[OBJECTIVE]: Locate the lines where "this" occurs and copy them as they stand.

** Begin INPUT MATERIAL **

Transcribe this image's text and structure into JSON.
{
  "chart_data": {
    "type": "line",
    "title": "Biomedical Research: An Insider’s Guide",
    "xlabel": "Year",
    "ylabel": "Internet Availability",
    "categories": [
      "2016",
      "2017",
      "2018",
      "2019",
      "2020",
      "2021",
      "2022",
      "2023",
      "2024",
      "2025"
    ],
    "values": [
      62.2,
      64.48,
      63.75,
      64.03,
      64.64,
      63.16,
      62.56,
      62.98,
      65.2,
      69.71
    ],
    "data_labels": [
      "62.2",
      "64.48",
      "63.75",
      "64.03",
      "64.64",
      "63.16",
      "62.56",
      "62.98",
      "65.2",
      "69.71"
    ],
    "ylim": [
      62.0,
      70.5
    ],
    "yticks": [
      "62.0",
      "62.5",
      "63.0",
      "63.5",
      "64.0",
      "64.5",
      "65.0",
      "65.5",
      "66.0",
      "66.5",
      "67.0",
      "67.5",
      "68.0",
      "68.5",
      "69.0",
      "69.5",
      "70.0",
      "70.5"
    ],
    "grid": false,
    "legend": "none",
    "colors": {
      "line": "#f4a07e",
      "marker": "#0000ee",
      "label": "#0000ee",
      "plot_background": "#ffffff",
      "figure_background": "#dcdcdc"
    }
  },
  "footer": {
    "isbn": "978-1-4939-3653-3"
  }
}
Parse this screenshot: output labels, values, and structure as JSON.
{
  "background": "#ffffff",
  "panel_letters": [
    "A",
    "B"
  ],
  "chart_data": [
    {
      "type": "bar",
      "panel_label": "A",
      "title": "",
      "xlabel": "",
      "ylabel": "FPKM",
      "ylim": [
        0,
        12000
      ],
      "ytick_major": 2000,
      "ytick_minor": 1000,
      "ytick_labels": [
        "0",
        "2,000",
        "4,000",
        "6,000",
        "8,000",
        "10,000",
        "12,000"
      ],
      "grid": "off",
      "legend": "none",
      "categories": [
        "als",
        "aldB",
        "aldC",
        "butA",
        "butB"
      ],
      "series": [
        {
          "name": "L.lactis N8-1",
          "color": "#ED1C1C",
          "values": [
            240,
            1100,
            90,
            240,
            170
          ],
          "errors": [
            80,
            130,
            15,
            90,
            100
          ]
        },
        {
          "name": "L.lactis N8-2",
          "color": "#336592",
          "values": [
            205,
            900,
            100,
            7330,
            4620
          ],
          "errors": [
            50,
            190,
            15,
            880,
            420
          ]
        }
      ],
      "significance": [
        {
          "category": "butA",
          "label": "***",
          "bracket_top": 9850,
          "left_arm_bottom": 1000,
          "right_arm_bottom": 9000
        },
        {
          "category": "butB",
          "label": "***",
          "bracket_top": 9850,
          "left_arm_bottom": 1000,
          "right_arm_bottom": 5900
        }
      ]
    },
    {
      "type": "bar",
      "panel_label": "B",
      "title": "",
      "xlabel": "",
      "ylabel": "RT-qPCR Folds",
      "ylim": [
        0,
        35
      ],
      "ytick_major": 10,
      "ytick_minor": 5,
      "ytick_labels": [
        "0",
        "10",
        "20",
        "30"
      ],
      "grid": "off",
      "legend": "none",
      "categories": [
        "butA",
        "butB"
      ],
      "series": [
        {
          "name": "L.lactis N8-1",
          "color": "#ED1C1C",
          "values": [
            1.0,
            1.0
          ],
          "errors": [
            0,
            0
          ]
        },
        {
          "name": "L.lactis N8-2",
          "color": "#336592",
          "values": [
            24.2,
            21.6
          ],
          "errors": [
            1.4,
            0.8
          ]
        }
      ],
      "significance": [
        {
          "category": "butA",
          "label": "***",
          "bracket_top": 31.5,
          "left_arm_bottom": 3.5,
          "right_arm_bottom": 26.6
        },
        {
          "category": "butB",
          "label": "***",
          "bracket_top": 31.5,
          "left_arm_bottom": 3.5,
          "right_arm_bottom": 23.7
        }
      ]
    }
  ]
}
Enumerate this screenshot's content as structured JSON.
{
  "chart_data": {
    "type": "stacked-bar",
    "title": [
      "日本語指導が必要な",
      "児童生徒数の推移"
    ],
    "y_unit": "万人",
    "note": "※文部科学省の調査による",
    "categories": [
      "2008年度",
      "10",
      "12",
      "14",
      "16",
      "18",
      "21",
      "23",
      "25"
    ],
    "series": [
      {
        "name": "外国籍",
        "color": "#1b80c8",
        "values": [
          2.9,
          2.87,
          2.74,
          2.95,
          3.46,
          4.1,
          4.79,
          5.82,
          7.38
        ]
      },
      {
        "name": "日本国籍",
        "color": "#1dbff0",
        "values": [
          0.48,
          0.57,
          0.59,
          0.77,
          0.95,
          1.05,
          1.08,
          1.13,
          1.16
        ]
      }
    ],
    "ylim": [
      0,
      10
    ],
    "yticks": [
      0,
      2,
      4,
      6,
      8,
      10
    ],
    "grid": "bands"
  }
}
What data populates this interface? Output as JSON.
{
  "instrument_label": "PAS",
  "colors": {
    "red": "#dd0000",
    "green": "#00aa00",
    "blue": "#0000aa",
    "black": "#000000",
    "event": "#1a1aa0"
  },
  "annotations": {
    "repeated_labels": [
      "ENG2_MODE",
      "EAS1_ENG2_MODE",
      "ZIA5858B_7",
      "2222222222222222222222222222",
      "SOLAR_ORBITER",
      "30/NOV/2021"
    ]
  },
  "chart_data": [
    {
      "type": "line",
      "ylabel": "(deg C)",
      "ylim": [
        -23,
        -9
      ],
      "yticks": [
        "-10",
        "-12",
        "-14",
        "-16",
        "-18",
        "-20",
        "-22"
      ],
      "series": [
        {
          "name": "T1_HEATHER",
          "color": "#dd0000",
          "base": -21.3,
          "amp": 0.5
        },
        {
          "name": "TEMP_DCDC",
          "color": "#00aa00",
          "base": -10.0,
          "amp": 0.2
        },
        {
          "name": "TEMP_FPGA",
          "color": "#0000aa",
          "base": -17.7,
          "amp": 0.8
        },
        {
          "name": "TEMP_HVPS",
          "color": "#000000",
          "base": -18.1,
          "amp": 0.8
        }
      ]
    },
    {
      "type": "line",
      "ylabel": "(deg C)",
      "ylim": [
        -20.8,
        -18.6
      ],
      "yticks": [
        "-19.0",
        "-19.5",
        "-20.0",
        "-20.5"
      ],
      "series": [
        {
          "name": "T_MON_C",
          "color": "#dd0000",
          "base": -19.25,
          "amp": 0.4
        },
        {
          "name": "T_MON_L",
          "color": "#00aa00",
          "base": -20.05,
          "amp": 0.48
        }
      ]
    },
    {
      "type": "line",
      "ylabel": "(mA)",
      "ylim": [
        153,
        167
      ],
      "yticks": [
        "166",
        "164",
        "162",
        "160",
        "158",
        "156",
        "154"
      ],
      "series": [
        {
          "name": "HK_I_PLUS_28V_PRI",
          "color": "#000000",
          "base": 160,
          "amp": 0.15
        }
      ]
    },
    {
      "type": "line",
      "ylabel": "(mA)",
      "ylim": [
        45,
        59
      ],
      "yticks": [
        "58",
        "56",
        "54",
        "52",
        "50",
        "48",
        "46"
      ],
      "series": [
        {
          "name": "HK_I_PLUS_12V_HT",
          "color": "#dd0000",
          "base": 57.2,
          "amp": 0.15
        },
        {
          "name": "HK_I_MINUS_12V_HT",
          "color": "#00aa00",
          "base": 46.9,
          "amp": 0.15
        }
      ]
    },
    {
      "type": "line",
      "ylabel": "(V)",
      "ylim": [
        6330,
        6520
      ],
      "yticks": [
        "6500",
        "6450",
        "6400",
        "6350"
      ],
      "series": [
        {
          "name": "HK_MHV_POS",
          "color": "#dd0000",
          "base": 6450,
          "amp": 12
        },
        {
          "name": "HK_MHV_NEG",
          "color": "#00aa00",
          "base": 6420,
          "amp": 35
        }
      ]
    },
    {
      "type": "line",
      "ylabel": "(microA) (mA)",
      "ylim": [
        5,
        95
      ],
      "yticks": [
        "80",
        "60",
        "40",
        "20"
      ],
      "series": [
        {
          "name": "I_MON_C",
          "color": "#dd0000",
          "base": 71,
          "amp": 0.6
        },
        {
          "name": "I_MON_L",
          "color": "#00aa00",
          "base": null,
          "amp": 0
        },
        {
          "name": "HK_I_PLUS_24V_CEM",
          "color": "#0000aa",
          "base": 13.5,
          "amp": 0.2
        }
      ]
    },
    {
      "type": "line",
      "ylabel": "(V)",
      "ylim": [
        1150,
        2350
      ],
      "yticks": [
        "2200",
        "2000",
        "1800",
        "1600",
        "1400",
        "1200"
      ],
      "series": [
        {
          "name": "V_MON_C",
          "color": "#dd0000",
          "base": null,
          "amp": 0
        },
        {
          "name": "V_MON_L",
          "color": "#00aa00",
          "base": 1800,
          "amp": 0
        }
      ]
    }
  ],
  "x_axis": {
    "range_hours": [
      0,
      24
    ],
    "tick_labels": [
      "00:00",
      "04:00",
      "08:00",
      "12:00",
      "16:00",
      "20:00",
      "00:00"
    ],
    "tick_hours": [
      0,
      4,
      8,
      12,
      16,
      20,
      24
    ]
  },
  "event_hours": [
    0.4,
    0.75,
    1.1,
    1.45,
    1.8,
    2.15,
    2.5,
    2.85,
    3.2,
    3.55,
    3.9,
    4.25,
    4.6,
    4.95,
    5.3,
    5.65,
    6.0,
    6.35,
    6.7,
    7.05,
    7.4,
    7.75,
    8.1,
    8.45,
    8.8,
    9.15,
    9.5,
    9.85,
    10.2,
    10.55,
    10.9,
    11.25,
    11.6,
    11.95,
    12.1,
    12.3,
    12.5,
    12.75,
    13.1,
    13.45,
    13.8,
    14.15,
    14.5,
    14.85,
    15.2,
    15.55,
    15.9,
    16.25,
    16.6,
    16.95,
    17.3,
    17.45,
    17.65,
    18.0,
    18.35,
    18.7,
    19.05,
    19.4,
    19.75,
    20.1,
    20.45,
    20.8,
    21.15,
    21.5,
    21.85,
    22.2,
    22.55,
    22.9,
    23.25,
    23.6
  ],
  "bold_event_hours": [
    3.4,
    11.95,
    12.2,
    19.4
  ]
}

** End INPUT MATERIAL **

[RIGHT ANSWER]:
Transcribe this image's text and structure into JSON.
Parse this screenshot: output labels, values, and structure as JSON.
Enumerate this screenshot's content as structured JSON.
What data populates this interface? Output as JSON.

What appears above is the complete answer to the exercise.